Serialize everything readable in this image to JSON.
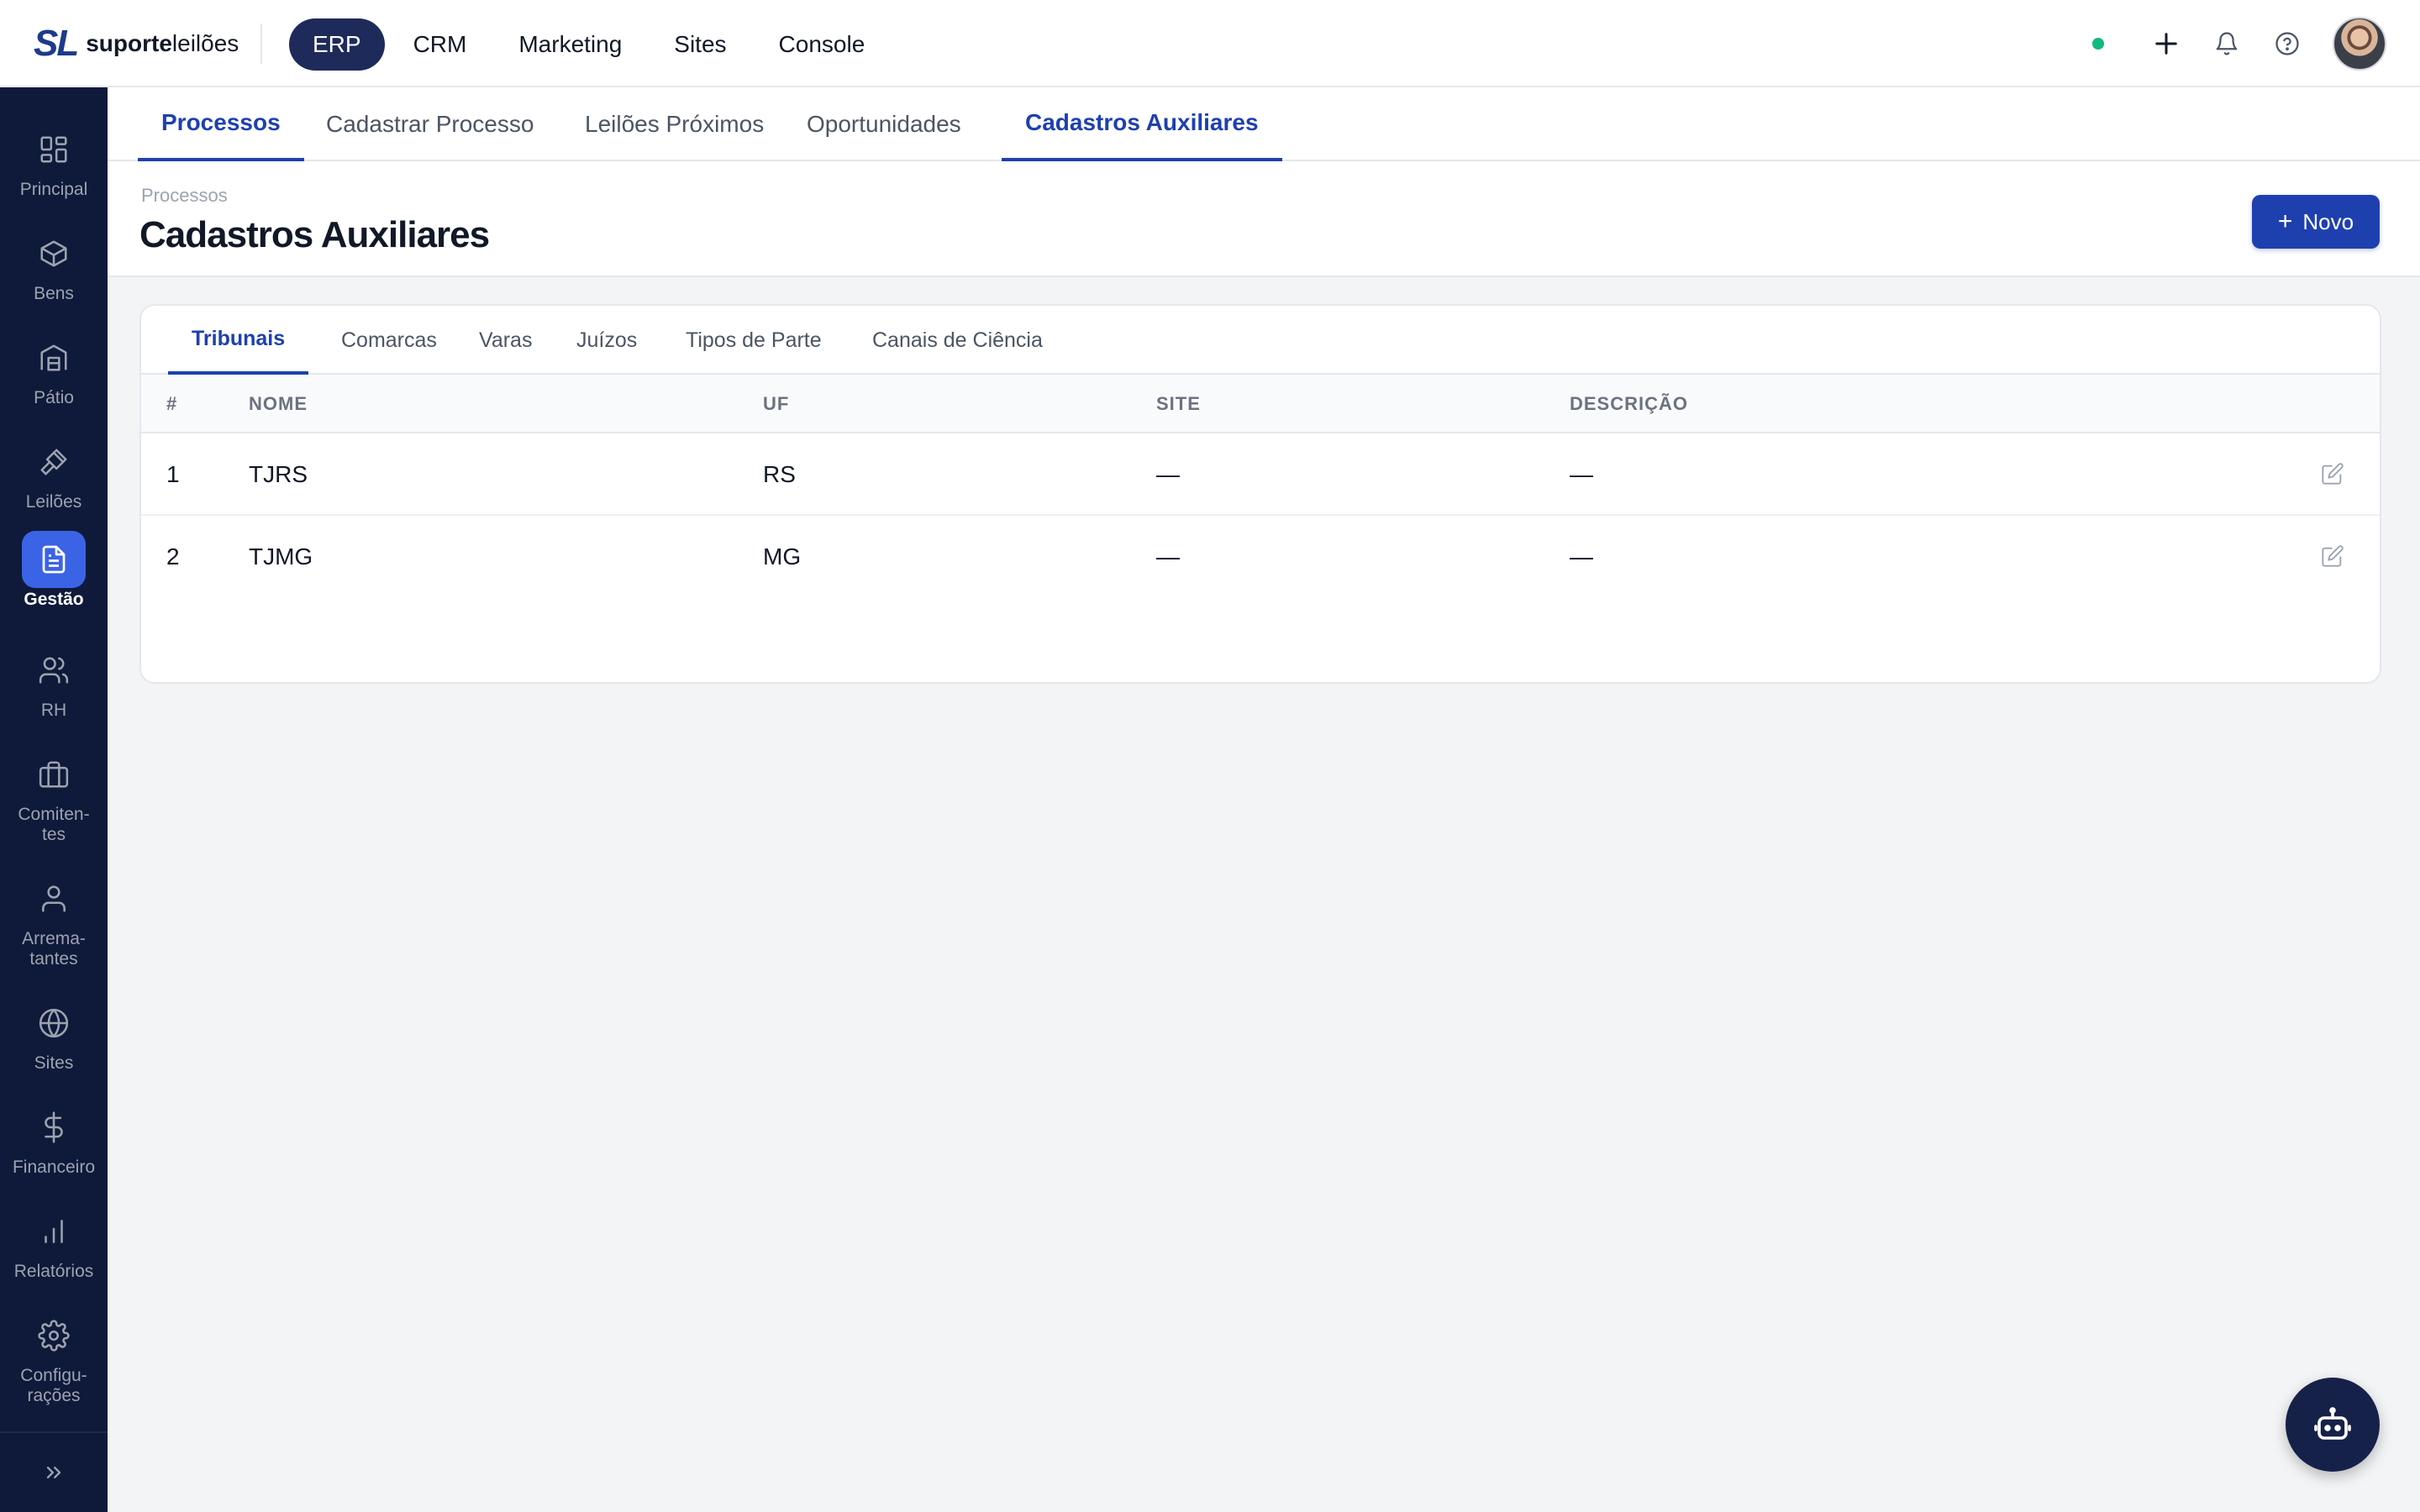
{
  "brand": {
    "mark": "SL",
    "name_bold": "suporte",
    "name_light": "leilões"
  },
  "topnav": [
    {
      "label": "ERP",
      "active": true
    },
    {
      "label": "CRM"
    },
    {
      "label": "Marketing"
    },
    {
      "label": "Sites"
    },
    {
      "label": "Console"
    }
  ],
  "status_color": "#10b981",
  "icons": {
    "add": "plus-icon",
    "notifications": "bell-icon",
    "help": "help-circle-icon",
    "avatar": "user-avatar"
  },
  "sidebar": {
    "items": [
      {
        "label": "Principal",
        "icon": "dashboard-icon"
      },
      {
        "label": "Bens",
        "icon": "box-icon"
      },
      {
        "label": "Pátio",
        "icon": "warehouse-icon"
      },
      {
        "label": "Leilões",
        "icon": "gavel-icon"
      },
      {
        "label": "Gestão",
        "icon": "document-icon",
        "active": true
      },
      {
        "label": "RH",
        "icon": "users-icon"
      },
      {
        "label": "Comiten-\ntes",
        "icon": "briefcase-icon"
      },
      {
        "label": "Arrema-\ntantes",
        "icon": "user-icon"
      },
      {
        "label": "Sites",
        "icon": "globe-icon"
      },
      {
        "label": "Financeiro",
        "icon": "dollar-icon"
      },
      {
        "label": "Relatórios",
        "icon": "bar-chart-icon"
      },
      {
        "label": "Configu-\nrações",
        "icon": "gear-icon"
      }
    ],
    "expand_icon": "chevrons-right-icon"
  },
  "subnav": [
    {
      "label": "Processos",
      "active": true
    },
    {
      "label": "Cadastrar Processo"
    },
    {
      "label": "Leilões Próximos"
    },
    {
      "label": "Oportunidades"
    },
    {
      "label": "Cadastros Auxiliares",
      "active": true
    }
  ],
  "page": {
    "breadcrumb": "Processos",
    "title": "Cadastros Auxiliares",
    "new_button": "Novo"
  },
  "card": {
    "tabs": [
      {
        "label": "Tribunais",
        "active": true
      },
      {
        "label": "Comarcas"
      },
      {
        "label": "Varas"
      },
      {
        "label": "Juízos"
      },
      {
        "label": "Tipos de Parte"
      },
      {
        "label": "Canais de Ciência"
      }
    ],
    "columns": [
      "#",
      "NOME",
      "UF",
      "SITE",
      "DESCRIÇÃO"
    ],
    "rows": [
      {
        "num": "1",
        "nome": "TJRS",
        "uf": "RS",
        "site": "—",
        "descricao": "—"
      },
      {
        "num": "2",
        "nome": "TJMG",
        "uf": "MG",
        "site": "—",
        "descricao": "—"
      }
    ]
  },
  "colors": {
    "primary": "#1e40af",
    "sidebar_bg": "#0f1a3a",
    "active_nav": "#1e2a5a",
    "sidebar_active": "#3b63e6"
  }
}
=-=-=-=-=
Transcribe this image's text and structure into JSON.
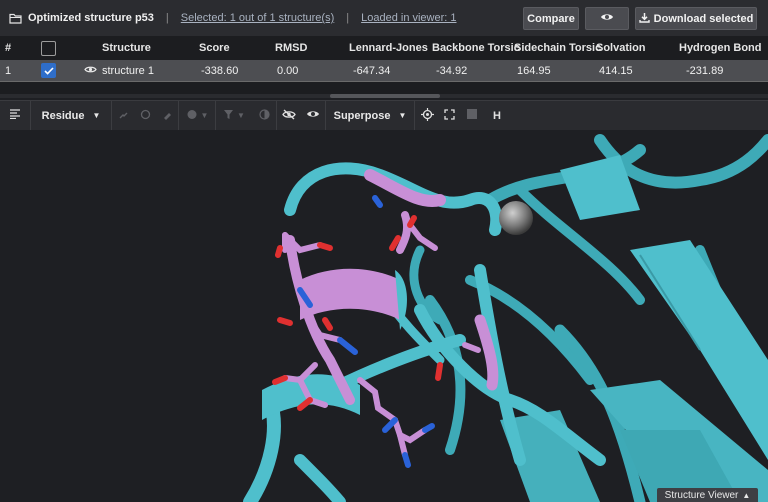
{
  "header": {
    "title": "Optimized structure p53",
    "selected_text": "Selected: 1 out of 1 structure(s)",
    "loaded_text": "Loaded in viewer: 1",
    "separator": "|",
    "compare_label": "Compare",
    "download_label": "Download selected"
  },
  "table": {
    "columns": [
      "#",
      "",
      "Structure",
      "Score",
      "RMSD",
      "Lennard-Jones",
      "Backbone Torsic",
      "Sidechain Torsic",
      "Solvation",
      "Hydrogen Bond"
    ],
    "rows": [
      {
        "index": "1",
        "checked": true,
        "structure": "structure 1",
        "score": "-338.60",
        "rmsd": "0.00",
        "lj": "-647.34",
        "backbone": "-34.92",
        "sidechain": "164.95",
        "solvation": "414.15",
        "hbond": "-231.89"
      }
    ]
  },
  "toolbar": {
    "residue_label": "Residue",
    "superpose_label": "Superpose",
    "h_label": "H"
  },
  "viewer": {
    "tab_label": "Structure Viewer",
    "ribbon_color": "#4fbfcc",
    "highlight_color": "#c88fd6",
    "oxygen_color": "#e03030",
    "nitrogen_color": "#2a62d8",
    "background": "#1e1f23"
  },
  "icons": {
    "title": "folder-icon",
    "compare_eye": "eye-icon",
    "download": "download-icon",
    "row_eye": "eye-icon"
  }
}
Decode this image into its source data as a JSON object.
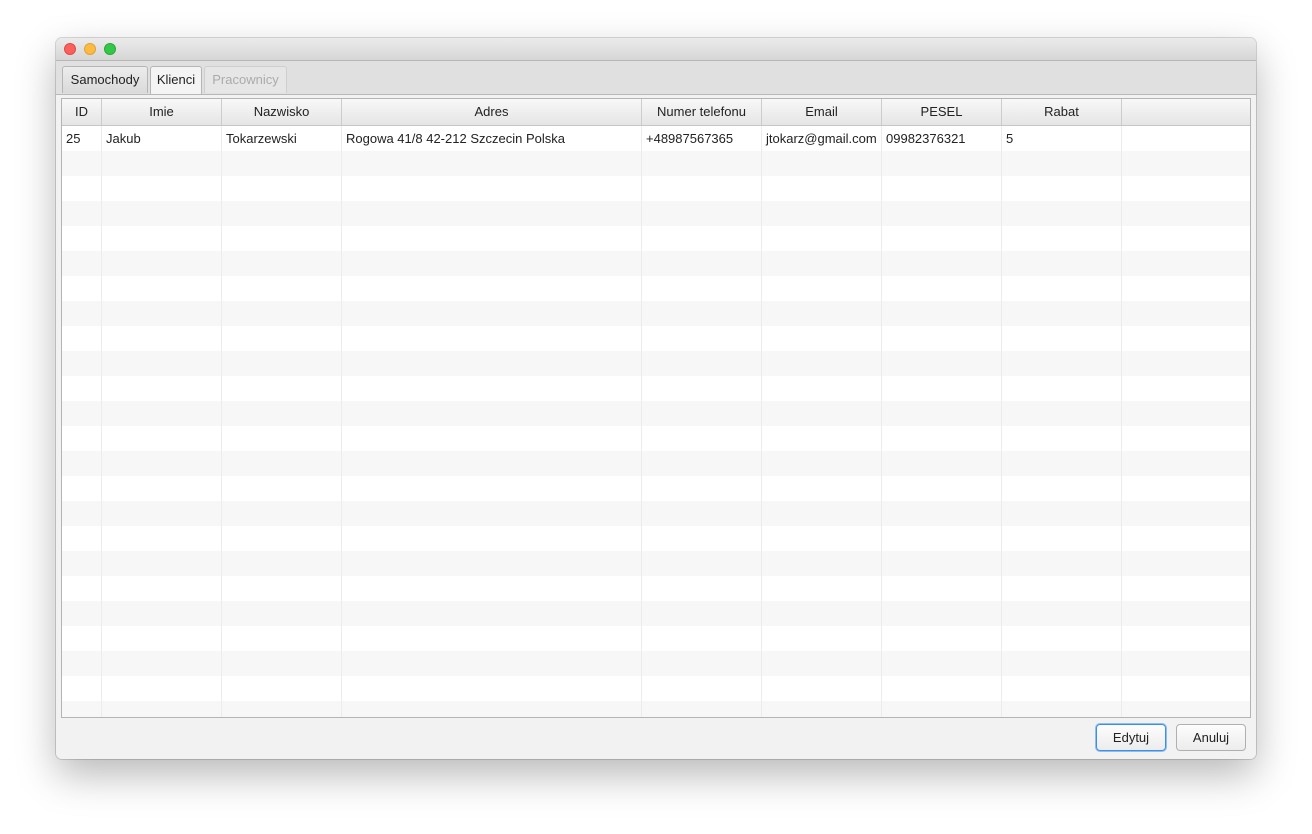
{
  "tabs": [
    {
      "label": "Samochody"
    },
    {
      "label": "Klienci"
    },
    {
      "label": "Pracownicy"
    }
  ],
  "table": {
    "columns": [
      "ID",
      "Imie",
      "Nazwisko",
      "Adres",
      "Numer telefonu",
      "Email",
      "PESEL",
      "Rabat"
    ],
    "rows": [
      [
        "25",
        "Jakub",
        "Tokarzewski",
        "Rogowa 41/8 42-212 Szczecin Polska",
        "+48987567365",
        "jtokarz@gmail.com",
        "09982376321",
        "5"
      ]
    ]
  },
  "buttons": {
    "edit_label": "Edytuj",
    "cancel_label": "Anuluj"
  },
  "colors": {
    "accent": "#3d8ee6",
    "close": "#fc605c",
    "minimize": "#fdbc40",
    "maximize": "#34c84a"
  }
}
=-=-=-=-=
Lines containing the word "this" must all be returned from the material above.

Written answer:
Serialize everything readable in this image to JSON.
Transcribe this image's text and structure into JSON.
Decode this image into its source data as a JSON object.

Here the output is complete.